SET PROBLEM:
Scan the lines below for the string "color" and copy every one that has it.

RECORD EXTRACTS:

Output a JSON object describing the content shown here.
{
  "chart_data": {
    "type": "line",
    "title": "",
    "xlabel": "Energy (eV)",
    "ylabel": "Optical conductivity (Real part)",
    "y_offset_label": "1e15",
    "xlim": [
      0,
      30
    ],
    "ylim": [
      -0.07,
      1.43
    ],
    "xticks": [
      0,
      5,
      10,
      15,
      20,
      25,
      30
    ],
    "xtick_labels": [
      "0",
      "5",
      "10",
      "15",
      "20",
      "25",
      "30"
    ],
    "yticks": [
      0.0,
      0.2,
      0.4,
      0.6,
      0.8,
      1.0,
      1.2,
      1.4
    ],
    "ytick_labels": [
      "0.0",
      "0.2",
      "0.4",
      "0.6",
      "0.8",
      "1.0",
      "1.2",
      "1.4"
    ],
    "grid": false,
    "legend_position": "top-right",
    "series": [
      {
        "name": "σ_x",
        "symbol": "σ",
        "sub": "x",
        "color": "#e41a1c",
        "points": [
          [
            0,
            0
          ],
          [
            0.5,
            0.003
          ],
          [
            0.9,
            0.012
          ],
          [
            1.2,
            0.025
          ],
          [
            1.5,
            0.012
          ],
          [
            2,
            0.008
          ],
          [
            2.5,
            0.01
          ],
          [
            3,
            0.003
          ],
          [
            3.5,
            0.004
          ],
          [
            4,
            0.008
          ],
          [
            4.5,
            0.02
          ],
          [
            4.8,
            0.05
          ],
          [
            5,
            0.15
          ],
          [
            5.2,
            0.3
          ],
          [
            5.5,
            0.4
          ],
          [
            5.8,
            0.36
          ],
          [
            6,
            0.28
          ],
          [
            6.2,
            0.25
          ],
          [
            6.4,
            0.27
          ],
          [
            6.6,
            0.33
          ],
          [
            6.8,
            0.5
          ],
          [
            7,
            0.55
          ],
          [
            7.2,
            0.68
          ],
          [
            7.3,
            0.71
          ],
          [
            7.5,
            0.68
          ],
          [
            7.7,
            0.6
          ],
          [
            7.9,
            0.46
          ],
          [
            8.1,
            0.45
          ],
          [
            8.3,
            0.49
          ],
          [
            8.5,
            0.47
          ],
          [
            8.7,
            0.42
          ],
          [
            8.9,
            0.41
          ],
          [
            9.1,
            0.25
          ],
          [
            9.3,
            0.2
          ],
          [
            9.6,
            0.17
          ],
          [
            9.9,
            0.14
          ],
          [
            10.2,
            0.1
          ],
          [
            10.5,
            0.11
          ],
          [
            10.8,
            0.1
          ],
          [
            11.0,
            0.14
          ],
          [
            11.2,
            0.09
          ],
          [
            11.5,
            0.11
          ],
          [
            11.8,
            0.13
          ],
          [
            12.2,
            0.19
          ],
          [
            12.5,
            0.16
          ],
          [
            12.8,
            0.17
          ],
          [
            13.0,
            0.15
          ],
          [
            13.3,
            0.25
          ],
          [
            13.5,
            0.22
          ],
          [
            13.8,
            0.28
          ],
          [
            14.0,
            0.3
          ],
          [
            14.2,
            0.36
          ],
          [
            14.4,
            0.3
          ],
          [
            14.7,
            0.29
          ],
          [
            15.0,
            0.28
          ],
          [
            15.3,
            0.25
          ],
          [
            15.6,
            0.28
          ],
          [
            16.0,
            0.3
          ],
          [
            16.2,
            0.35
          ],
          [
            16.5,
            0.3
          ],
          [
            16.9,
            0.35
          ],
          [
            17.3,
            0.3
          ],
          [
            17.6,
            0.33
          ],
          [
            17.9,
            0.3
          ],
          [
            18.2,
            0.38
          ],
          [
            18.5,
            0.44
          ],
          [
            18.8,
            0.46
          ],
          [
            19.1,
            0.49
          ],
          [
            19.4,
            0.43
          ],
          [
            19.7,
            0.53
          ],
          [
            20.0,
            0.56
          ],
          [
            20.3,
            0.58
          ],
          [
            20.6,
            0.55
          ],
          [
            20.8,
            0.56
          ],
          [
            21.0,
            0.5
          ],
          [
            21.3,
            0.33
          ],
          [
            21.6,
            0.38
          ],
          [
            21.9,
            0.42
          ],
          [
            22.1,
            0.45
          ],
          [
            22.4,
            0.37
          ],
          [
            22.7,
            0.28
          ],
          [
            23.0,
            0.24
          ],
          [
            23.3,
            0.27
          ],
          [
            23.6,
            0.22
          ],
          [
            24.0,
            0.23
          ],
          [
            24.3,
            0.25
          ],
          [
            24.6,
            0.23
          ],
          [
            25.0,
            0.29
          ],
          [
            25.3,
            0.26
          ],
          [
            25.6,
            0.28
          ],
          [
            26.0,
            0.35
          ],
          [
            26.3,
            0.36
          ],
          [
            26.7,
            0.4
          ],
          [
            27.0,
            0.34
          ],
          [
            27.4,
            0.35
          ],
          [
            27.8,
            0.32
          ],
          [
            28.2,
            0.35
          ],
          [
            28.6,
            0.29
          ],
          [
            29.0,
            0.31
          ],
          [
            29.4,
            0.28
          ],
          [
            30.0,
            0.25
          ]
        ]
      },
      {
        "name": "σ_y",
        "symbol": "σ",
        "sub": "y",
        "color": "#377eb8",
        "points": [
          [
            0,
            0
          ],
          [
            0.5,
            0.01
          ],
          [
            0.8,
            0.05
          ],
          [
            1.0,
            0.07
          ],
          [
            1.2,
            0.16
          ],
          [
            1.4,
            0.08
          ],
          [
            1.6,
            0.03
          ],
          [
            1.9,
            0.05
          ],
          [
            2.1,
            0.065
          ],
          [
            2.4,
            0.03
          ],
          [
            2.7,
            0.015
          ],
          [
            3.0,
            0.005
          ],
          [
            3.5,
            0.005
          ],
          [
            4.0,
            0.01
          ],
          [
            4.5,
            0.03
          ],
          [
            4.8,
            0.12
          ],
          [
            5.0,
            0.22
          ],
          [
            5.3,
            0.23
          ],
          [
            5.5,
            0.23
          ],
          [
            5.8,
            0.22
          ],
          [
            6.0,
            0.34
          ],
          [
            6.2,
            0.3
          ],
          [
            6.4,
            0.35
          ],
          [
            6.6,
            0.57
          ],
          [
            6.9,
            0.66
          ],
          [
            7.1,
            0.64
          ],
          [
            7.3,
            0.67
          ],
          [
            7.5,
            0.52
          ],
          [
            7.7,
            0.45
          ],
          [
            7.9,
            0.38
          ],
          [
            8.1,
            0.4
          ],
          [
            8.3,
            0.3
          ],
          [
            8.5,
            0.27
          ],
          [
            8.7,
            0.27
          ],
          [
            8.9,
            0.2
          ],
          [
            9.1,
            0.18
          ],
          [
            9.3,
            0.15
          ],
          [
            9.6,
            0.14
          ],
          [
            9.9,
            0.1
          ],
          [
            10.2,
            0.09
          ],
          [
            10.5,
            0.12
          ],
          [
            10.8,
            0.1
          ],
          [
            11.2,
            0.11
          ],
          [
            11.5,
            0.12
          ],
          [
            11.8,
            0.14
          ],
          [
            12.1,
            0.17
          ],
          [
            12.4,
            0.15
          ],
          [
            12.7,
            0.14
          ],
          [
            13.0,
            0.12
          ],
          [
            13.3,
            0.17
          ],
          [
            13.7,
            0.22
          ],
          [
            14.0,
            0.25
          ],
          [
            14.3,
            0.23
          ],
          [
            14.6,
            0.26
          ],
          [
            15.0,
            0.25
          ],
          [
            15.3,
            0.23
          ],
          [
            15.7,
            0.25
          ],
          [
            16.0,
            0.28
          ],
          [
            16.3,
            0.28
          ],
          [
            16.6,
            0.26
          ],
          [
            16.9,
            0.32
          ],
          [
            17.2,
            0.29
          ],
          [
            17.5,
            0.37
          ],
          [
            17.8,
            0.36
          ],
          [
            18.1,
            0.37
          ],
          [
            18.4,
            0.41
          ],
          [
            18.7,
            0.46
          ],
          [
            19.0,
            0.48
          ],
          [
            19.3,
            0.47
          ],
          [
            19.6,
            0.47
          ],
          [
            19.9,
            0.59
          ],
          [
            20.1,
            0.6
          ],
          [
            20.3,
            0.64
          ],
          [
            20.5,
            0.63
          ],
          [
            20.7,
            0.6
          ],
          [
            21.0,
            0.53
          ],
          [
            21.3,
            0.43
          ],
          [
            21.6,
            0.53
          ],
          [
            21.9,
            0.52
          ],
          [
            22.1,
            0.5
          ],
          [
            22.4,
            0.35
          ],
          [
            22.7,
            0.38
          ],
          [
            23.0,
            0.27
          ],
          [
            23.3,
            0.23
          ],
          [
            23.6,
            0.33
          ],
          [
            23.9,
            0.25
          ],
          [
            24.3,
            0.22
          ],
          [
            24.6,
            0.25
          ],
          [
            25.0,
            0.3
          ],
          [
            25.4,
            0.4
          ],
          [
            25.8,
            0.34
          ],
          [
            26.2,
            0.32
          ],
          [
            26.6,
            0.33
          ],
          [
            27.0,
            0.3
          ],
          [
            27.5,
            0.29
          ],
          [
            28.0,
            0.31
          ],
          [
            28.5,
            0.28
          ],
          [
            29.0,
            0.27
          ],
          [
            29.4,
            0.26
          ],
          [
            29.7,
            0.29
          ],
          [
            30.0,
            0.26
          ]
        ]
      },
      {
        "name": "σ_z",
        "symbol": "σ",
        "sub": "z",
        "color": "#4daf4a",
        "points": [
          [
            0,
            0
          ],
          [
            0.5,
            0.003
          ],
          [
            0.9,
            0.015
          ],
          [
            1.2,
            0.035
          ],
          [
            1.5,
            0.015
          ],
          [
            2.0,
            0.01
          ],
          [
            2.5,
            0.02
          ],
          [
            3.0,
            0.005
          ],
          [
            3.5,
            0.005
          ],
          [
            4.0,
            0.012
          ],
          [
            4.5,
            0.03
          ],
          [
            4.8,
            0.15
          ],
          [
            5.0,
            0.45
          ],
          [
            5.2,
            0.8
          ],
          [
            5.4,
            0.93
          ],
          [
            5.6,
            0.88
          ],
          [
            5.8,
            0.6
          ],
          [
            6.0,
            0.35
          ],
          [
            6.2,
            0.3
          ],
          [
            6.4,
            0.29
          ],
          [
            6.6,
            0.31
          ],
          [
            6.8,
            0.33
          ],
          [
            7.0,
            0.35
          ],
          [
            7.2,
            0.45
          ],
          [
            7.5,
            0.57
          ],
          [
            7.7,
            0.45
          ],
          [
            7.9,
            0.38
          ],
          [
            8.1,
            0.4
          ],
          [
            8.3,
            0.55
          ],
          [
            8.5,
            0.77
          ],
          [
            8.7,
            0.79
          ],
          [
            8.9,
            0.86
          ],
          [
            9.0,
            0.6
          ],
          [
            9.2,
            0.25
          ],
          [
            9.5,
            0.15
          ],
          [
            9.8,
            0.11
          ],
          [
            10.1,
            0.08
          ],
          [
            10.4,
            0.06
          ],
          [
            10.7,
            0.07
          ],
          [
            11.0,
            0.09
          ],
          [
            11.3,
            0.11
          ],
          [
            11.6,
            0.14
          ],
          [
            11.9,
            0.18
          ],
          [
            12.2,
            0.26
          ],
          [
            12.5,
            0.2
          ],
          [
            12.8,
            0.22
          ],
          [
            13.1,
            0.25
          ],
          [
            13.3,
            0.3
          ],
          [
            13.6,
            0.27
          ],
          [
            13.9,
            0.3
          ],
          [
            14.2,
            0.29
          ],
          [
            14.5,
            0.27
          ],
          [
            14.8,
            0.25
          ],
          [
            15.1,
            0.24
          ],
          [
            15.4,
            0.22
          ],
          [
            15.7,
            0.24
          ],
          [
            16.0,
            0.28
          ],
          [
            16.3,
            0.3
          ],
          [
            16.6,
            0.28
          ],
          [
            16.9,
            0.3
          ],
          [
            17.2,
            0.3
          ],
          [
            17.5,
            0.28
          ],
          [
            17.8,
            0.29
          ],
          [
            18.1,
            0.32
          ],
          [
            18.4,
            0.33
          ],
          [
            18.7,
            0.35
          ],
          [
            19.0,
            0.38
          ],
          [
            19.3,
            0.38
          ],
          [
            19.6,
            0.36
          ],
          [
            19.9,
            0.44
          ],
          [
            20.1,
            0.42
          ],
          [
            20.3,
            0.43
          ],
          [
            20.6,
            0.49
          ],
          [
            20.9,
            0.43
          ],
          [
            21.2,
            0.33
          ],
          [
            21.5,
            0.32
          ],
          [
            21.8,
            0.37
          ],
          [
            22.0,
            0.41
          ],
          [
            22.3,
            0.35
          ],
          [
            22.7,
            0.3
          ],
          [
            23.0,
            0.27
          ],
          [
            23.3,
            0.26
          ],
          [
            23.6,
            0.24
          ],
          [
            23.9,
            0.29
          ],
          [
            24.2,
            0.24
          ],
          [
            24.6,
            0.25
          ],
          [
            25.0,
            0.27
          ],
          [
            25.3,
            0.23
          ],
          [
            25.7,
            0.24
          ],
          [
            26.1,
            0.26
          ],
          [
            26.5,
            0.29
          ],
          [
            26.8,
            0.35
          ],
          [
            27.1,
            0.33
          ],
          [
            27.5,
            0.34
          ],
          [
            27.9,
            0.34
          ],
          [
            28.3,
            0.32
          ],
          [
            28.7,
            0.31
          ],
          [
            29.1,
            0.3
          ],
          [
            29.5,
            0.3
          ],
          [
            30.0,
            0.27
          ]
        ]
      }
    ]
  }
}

FINAL ANSWER:
        "color": "#e41a1c",
        "color": "#377eb8",
        "color": "#4daf4a",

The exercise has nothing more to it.